▶ **What to work on**
Could you print all the entries exactly?

***** Information shown

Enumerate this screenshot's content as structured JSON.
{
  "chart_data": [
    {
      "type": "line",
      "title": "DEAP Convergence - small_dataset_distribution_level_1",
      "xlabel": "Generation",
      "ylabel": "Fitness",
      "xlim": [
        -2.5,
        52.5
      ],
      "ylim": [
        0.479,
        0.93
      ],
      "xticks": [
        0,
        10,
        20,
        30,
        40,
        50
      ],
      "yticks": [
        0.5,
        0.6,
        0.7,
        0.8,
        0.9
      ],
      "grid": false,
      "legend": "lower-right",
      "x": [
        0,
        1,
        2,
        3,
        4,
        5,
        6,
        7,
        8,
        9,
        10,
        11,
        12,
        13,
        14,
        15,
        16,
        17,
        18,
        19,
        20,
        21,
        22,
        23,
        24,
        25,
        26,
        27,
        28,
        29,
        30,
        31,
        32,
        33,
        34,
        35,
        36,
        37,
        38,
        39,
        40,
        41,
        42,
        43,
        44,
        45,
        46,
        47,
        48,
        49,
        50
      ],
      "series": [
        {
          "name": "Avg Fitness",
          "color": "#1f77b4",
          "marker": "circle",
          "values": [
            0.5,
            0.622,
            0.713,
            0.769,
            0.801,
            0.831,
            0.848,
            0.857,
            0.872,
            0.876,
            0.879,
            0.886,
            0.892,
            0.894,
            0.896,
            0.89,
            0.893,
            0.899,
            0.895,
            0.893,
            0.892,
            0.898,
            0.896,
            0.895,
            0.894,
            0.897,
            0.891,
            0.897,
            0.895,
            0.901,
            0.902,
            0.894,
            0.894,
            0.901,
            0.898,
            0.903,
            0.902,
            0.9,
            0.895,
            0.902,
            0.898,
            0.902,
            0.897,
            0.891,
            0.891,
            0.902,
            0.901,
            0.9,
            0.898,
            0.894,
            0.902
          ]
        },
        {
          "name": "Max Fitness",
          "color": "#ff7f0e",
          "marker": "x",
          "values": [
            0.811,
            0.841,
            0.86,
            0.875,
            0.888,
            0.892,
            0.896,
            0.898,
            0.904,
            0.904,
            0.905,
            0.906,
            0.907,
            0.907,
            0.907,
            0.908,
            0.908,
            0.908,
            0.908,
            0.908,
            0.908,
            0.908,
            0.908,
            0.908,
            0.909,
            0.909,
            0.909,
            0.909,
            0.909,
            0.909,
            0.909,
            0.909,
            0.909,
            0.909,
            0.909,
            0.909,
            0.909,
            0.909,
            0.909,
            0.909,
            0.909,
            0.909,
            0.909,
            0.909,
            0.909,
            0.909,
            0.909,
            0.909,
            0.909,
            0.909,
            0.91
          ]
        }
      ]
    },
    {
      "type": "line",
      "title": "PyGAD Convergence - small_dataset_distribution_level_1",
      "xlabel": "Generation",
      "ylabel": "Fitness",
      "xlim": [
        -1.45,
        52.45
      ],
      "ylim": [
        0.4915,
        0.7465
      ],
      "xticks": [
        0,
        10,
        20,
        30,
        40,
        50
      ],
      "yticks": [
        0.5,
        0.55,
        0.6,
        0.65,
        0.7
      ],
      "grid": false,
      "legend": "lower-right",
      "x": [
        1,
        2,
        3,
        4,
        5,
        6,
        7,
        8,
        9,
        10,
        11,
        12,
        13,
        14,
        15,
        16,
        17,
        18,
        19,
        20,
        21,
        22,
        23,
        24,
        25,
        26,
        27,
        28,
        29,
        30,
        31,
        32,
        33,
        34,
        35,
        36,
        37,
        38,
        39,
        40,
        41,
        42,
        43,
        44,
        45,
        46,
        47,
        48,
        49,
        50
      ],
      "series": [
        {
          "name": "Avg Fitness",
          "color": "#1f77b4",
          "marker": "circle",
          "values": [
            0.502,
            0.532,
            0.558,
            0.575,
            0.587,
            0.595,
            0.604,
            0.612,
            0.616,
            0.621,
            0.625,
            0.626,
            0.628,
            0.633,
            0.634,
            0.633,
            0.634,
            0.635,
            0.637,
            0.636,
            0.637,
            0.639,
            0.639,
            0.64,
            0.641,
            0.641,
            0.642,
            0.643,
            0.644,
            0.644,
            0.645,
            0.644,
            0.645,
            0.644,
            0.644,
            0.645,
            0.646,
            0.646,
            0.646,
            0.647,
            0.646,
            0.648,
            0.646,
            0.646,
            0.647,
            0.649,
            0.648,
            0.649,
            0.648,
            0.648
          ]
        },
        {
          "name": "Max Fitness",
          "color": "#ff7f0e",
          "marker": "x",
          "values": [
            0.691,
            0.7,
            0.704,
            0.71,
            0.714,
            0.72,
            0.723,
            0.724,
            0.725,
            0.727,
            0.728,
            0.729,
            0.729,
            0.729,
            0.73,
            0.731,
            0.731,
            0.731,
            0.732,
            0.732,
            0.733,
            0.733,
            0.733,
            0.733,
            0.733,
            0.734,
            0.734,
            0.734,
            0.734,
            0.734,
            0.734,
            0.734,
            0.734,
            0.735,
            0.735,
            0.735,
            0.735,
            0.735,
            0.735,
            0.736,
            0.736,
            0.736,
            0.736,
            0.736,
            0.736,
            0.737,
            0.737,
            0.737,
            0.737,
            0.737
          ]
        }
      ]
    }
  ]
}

**********

▶ **Solution to this exercise**
Enumerate this screenshot's content as structured JSON.
{
  "chart_data": [
    {
      "type": "line",
      "title": "DEAP Convergence - small_dataset_distribution_level_1",
      "xlabel": "Generation",
      "ylabel": "Fitness",
      "xlim": [
        -2.5,
        52.5
      ],
      "ylim": [
        0.479,
        0.93
      ],
      "xticks": [
        0,
        10,
        20,
        30,
        40,
        50
      ],
      "yticks": [
        0.5,
        0.6,
        0.7,
        0.8,
        0.9
      ],
      "grid": false,
      "legend": "lower-right",
      "x": [
        0,
        1,
        2,
        3,
        4,
        5,
        6,
        7,
        8,
        9,
        10,
        11,
        12,
        13,
        14,
        15,
        16,
        17,
        18,
        19,
        20,
        21,
        22,
        23,
        24,
        25,
        26,
        27,
        28,
        29,
        30,
        31,
        32,
        33,
        34,
        35,
        36,
        37,
        38,
        39,
        40,
        41,
        42,
        43,
        44,
        45,
        46,
        47,
        48,
        49,
        50
      ],
      "series": [
        {
          "name": "Avg Fitness",
          "color": "#1f77b4",
          "marker": "circle",
          "values": [
            0.5,
            0.622,
            0.713,
            0.769,
            0.801,
            0.831,
            0.848,
            0.857,
            0.872,
            0.876,
            0.879,
            0.886,
            0.892,
            0.894,
            0.896,
            0.89,
            0.893,
            0.899,
            0.895,
            0.893,
            0.892,
            0.898,
            0.896,
            0.895,
            0.894,
            0.897,
            0.891,
            0.897,
            0.895,
            0.901,
            0.902,
            0.894,
            0.894,
            0.901,
            0.898,
            0.903,
            0.902,
            0.9,
            0.895,
            0.902,
            0.898,
            0.902,
            0.897,
            0.891,
            0.891,
            0.902,
            0.901,
            0.9,
            0.898,
            0.894,
            0.902
          ]
        },
        {
          "name": "Max Fitness",
          "color": "#ff7f0e",
          "marker": "x",
          "values": [
            0.811,
            0.841,
            0.86,
            0.875,
            0.888,
            0.892,
            0.896,
            0.898,
            0.904,
            0.904,
            0.905,
            0.906,
            0.907,
            0.907,
            0.907,
            0.908,
            0.908,
            0.908,
            0.908,
            0.908,
            0.908,
            0.908,
            0.908,
            0.908,
            0.909,
            0.909,
            0.909,
            0.909,
            0.909,
            0.909,
            0.909,
            0.909,
            0.909,
            0.909,
            0.909,
            0.909,
            0.909,
            0.909,
            0.909,
            0.909,
            0.909,
            0.909,
            0.909,
            0.909,
            0.909,
            0.909,
            0.909,
            0.909,
            0.909,
            0.909,
            0.91
          ]
        }
      ]
    },
    {
      "type": "line",
      "title": "PyGAD Convergence - small_dataset_distribution_level_1",
      "xlabel": "Generation",
      "ylabel": "Fitness",
      "xlim": [
        -1.45,
        52.45
      ],
      "ylim": [
        0.4915,
        0.7465
      ],
      "xticks": [
        0,
        10,
        20,
        30,
        40,
        50
      ],
      "yticks": [
        0.5,
        0.55,
        0.6,
        0.65,
        0.7
      ],
      "grid": false,
      "legend": "lower-right",
      "x": [
        1,
        2,
        3,
        4,
        5,
        6,
        7,
        8,
        9,
        10,
        11,
        12,
        13,
        14,
        15,
        16,
        17,
        18,
        19,
        20,
        21,
        22,
        23,
        24,
        25,
        26,
        27,
        28,
        29,
        30,
        31,
        32,
        33,
        34,
        35,
        36,
        37,
        38,
        39,
        40,
        41,
        42,
        43,
        44,
        45,
        46,
        47,
        48,
        49,
        50
      ],
      "series": [
        {
          "name": "Avg Fitness",
          "color": "#1f77b4",
          "marker": "circle",
          "values": [
            0.502,
            0.532,
            0.558,
            0.575,
            0.587,
            0.595,
            0.604,
            0.612,
            0.616,
            0.621,
            0.625,
            0.626,
            0.628,
            0.633,
            0.634,
            0.633,
            0.634,
            0.635,
            0.637,
            0.636,
            0.637,
            0.639,
            0.639,
            0.64,
            0.641,
            0.641,
            0.642,
            0.643,
            0.644,
            0.644,
            0.645,
            0.644,
            0.645,
            0.644,
            0.644,
            0.645,
            0.646,
            0.646,
            0.646,
            0.647,
            0.646,
            0.648,
            0.646,
            0.646,
            0.647,
            0.649,
            0.648,
            0.649,
            0.648,
            0.648
          ]
        },
        {
          "name": "Max Fitness",
          "color": "#ff7f0e",
          "marker": "x",
          "values": [
            0.691,
            0.7,
            0.704,
            0.71,
            0.714,
            0.72,
            0.723,
            0.724,
            0.725,
            0.727,
            0.728,
            0.729,
            0.729,
            0.729,
            0.73,
            0.731,
            0.731,
            0.731,
            0.732,
            0.732,
            0.733,
            0.733,
            0.733,
            0.733,
            0.733,
            0.734,
            0.734,
            0.734,
            0.734,
            0.734,
            0.734,
            0.734,
            0.734,
            0.735,
            0.735,
            0.735,
            0.735,
            0.735,
            0.735,
            0.736,
            0.736,
            0.736,
            0.736,
            0.736,
            0.736,
            0.737,
            0.737,
            0.737,
            0.737,
            0.737
          ]
        }
      ]
    }
  ]
}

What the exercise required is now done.